### What the exercise asks:
Using the listing below, return every line that includes "methodology".

### Entries supplied:
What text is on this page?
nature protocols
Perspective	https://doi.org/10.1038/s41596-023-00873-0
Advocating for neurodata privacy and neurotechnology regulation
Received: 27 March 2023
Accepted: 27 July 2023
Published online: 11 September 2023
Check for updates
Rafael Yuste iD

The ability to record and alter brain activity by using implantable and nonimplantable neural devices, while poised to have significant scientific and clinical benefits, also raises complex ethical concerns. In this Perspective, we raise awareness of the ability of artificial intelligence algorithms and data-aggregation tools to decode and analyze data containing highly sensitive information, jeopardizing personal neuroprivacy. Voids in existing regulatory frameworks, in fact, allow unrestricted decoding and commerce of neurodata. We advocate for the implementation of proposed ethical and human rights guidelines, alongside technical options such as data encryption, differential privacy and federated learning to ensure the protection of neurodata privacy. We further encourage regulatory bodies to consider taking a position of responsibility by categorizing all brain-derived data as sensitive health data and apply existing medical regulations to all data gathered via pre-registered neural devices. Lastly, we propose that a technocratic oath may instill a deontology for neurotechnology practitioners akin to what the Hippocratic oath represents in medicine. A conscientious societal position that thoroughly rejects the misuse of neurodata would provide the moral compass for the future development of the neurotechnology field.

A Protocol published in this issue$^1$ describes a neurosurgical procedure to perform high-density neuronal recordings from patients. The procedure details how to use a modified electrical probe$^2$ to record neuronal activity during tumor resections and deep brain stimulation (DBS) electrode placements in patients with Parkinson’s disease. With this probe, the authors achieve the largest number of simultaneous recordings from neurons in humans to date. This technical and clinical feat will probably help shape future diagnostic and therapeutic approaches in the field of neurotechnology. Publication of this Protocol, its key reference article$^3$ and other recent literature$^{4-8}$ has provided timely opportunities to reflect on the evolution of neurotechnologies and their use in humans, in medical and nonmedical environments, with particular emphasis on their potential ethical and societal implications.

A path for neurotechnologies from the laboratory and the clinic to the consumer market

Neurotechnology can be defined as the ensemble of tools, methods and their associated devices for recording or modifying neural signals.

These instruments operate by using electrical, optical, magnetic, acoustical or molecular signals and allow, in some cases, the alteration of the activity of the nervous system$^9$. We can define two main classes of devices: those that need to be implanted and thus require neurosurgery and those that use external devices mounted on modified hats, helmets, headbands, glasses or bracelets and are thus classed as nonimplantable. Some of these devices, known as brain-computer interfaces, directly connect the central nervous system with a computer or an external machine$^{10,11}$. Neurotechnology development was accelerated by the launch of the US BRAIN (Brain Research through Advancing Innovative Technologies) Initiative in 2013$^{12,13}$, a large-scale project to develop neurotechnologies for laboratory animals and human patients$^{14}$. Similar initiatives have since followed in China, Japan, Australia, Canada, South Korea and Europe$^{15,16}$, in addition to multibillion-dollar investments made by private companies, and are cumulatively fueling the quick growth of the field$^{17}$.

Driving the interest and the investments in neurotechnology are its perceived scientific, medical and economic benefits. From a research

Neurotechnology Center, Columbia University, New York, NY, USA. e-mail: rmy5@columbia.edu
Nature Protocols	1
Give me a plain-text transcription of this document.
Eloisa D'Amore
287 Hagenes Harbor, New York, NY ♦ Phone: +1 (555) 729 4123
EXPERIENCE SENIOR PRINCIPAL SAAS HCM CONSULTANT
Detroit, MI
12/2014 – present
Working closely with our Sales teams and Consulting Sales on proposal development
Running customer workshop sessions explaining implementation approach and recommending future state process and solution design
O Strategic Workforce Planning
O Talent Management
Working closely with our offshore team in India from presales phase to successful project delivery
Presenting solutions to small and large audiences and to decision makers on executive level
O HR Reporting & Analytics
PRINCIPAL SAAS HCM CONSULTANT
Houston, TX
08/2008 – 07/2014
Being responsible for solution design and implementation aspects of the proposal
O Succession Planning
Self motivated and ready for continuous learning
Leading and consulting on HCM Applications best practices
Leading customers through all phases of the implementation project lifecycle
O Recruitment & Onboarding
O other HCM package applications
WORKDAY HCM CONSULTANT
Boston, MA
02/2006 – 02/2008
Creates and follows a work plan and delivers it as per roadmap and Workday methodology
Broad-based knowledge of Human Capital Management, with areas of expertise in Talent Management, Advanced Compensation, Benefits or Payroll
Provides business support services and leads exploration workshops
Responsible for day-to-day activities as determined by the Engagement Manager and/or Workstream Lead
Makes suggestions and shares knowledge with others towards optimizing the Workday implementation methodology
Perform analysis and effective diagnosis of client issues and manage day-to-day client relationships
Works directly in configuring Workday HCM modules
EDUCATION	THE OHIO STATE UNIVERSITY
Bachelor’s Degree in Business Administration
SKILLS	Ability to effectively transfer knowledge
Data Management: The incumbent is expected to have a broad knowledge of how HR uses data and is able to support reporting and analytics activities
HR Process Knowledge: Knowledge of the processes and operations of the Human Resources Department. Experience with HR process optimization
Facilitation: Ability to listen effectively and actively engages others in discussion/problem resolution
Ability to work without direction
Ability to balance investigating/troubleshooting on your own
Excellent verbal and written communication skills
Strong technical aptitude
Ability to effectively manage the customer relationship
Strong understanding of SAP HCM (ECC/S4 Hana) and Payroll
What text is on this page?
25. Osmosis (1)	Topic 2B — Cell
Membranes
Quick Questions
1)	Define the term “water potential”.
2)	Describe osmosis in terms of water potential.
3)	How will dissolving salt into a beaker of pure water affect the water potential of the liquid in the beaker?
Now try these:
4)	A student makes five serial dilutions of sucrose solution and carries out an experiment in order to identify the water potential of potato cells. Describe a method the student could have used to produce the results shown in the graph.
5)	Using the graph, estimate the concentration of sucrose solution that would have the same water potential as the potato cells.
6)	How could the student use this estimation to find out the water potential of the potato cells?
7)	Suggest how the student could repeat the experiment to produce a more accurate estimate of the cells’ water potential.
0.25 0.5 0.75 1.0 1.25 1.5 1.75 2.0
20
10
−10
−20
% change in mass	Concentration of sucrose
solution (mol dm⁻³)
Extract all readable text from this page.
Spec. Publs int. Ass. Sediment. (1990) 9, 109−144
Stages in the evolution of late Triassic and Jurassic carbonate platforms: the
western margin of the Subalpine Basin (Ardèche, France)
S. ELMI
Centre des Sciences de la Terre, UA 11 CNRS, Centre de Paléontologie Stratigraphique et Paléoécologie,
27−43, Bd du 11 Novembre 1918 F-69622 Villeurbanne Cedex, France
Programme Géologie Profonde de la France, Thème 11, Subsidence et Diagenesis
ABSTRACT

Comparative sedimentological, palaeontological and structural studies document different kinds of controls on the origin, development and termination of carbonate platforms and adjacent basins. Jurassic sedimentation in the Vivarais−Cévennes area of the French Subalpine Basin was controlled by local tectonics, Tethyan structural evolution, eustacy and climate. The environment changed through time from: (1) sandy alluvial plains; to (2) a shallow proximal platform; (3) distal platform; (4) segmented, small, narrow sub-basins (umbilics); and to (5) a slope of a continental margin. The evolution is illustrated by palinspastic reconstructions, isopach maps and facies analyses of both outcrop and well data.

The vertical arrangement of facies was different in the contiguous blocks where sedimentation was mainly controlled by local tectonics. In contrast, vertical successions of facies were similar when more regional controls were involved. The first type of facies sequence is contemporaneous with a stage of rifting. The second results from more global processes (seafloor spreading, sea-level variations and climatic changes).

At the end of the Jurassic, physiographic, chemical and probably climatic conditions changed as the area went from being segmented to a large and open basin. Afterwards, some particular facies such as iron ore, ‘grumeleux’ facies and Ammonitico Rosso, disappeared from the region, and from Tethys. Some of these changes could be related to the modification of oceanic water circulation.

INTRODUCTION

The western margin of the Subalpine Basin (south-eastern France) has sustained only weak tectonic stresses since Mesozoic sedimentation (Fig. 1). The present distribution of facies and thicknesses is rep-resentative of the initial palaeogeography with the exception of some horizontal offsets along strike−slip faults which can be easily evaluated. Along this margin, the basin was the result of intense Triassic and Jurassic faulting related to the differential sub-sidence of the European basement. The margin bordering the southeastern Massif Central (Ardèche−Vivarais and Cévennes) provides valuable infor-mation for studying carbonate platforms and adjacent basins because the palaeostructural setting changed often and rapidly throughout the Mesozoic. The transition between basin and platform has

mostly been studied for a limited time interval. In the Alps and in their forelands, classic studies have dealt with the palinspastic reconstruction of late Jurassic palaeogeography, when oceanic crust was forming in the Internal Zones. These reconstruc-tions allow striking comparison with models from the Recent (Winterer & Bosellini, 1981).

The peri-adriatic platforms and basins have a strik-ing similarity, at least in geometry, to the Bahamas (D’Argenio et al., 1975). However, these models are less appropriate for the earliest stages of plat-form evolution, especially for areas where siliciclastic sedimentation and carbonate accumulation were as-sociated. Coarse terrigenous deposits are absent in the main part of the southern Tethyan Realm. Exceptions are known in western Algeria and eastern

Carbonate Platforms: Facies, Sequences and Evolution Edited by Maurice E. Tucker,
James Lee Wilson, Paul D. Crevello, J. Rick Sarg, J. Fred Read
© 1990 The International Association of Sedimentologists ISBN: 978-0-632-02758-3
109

### Answer below:
Creates and follows a work plan and delivers it as per roadmap and Workday methodology
Makes suggestions and shares knowledge with others towards optimizing the Workday implementation methodology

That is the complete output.